- Consigne: Pouvez-vous citer mot pour mot, dans son intégralité, l'entretien sur la Maison de l'image présenté plus bas ?

- Texte sélectionné:
----------

/ Par Hugo Verit
Le 17 avril, la Maison de l’image organise une journée de conférences et débats dédiée aux pratiques informationnelles des jeunes générations. L’occasion pour nous d’échanger avec ses organisatrices autour d’un sujet devenu crucial : le rapport entre médias et citoyenneté.
Commençons par un petit rappel à nos lecteurs : qu’est-ce que la Maison de l’image et quel est son rôle ?
Laetitia Boulle – Pour répondre à cette question, il faut faire un point d’histoire. Dans les années 70, le maire de Grenoble Hubert Dubedout crée à la Villeneuve une antenne municipale, le Centre Audiovisuel (ou CAV). Il y alloue beaucoup de moyens afin de donner aux habitants du quartier le goût de l’image et de l’audiovisuel. À cette époque-là, ils étaient tous câblés dans leurs appartements pour recevoir une émission appelée Vidéogazette produite par et pour les habitants de la Villeneuve. Cette expérience est vraiment dans l’ADN de notre structure qui a été renommée « Maison de l’image » en 2013. C’est-à-dire un ADN d’éducation populaire, d’éducation à l’image, aux médias et à l’information, avec toujours une dimension critique et réflexive qui passe notamment par la fabrique de l’image par les citoyens. Aujourd’hui, la Maison de l’image, ce sont de nombreuses interventions et actions auprès des jeunes, un médialab où tout un chacun peut venir proposer un projet, une télévision participative afin justement de renouer avec notre histoire, des formations professionnelles aux techniques audiovisuelles et photographiques, mais aussi l’organisation chaque année, à l’automne, du festival Le Mois de la photo.

----------

- Données enregistrées:
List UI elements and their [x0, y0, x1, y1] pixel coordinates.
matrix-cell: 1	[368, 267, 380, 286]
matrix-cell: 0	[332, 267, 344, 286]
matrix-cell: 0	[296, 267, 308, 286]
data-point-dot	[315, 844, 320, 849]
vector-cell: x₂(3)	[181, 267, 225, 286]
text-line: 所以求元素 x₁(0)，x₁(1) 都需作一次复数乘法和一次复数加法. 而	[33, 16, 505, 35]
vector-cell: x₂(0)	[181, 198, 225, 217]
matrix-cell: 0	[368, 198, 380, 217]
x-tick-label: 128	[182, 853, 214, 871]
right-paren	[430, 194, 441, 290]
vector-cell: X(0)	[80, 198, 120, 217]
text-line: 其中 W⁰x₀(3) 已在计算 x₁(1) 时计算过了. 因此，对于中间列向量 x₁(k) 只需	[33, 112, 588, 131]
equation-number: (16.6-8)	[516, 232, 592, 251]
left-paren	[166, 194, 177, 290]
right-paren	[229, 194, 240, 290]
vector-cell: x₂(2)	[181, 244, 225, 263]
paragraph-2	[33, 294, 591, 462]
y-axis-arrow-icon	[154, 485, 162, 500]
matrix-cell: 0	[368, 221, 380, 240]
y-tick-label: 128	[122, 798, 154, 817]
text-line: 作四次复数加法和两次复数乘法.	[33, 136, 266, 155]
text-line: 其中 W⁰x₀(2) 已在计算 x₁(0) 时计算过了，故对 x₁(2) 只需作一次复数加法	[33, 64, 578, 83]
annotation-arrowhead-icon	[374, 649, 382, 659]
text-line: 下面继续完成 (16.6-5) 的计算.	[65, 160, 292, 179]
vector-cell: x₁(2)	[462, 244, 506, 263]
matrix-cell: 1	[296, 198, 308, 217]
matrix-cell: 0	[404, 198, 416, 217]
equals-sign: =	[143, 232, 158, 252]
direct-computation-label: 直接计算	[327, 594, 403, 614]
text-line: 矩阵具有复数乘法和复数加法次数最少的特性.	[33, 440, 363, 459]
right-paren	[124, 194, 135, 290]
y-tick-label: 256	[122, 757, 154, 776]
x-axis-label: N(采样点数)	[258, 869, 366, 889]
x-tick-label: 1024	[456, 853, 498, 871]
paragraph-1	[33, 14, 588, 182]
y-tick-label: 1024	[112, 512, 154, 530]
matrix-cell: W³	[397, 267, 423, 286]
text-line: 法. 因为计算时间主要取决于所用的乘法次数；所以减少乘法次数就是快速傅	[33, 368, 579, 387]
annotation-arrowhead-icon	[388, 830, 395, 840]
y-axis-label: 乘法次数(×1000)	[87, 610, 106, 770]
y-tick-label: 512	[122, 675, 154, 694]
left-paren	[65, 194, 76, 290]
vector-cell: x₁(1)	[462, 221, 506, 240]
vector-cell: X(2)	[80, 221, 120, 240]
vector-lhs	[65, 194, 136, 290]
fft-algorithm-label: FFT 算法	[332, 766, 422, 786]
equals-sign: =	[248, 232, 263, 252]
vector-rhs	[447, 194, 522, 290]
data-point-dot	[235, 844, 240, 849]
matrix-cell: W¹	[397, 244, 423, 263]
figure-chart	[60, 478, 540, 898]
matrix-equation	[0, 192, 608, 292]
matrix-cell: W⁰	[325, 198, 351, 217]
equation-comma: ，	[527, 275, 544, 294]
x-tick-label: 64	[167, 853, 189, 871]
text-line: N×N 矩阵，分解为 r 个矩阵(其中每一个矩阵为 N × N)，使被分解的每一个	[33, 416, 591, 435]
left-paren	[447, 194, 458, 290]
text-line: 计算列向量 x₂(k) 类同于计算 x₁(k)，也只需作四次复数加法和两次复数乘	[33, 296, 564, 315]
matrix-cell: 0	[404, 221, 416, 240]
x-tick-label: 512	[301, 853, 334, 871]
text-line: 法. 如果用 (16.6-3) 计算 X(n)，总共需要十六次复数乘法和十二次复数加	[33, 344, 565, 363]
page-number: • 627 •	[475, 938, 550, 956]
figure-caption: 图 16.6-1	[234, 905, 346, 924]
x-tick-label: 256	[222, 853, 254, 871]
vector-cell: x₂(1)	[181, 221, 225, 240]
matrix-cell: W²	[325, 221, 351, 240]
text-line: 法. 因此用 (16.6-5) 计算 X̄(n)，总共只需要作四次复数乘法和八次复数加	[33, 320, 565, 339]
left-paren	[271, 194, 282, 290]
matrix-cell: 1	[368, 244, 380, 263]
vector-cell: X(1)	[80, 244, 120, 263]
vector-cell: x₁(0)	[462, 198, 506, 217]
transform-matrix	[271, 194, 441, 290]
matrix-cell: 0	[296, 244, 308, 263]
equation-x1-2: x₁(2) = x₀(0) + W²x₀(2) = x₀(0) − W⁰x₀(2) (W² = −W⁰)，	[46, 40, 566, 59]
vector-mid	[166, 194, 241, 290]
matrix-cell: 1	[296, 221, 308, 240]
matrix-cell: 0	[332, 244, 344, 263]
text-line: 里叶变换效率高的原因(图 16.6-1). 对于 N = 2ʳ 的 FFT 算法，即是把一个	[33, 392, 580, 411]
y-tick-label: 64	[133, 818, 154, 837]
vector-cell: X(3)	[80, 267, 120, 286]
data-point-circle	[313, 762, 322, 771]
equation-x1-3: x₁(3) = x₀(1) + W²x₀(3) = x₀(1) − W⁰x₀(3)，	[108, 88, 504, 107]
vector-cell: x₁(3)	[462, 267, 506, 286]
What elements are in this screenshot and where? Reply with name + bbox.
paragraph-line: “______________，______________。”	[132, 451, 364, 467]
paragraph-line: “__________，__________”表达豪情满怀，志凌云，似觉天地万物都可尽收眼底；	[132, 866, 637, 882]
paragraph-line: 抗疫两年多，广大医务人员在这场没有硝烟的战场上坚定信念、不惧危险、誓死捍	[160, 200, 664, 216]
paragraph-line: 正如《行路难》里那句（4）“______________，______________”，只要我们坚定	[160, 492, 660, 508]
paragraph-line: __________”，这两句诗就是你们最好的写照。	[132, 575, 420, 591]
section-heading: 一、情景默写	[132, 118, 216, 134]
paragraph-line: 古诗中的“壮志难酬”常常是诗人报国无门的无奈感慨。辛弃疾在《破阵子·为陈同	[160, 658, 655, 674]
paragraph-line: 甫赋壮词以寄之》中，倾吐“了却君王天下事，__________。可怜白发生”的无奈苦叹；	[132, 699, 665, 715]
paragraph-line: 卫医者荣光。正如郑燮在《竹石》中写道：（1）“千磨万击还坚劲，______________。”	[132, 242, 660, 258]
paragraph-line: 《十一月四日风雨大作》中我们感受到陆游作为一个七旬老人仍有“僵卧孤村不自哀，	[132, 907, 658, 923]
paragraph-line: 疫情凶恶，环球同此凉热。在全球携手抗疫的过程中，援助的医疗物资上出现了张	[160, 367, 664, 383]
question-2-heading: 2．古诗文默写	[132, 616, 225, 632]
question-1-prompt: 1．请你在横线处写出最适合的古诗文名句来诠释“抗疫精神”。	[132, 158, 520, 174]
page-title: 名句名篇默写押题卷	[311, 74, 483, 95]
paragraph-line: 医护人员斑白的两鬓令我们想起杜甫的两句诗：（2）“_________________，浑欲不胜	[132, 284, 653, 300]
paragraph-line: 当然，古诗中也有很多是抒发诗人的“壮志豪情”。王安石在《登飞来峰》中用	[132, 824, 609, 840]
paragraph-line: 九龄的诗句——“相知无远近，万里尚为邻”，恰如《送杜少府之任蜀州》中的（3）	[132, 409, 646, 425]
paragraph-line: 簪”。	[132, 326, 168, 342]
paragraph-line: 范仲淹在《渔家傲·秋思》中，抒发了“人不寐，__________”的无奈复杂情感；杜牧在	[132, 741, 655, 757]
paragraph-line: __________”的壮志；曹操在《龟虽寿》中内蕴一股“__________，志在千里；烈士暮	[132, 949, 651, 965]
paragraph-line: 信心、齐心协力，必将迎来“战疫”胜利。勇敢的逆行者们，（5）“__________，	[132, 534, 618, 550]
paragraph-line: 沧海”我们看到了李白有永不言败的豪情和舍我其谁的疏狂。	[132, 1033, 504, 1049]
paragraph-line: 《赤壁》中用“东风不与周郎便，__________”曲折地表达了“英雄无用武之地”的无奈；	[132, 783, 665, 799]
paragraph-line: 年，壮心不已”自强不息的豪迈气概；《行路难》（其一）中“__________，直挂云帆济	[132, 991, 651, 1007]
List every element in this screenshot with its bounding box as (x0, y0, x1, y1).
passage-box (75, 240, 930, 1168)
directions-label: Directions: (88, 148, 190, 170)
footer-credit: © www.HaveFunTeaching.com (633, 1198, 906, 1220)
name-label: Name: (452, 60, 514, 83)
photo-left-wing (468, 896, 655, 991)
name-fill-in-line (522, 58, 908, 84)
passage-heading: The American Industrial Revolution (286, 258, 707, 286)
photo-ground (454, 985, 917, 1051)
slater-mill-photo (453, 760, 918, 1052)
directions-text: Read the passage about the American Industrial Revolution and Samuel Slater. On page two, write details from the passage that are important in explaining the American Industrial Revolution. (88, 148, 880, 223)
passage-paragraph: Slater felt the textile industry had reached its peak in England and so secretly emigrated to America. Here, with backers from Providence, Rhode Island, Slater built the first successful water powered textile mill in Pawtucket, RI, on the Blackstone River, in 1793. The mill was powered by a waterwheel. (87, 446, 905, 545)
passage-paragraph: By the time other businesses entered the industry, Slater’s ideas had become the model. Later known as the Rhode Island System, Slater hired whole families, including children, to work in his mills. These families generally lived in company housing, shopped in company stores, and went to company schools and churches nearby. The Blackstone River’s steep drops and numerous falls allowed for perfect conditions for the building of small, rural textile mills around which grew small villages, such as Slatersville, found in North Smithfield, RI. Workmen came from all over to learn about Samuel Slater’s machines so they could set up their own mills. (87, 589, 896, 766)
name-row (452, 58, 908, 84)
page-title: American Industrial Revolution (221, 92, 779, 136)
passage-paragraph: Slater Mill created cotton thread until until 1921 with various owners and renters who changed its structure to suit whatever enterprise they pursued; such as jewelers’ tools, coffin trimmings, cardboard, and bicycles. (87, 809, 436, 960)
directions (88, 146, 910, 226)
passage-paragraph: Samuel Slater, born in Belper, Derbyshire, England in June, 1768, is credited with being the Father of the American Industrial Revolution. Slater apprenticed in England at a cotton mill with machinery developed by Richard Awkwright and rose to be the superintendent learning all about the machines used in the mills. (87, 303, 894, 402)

----------

- Corrigé détaillé:
/ Par Hugo Verit
Le 17 avril, la Maison de l’image organise une journée de conférences et débats dédiée aux pratiques informationnelles des jeunes générations. L’occasion pour nous d’échanger avec ses organisatrices autour d’un sujet devenu crucial : le rapport entre médias et citoyenneté.
Commençons par un petit rappel à nos lecteurs : qu’est-ce que la Maison de l’image et quel est son rôle ?
Laetitia Boulle – Pour répondre à cette question, il faut faire un point d’histoire. Dans les années 70, le maire de Grenoble Hubert Dubedout crée à la Villeneuve une antenne municipale, le Centre Audiovisuel (ou CAV). Il y alloue beaucoup de moyens afin de donner aux habitants du quartier le goût de l’image et de l’audiovisuel. À cette époque-là, ils étaient tous câblés dans leurs appartements pour recevoir une émission appelée Vidéogazette produite par et pour les habitants de la Villeneuve. Cette expérience est vraiment dans l’ADN de notre structure qui a été renommée « Maison de l’image » en 2013. C’est-à-dire un ADN d’éducation populaire, d’éducation à l’image, aux médias et à l’information, avec toujours une dimension critique et réflexive qui passe notamment par la fabrique de l’image par les citoyens. Aujourd’hui, la Maison de l’image, ce sont de nombreuses interventions et actions auprès des jeunes, un médialab où tout un chacun peut venir proposer un projet, une télévision participative afin justement de renouer avec notre histoire, des formations professionnelles aux techniques audiovisuelles et photographiques, mais aussi l’organisation chaque année, à l’automne, du festival Le Mois de la photo.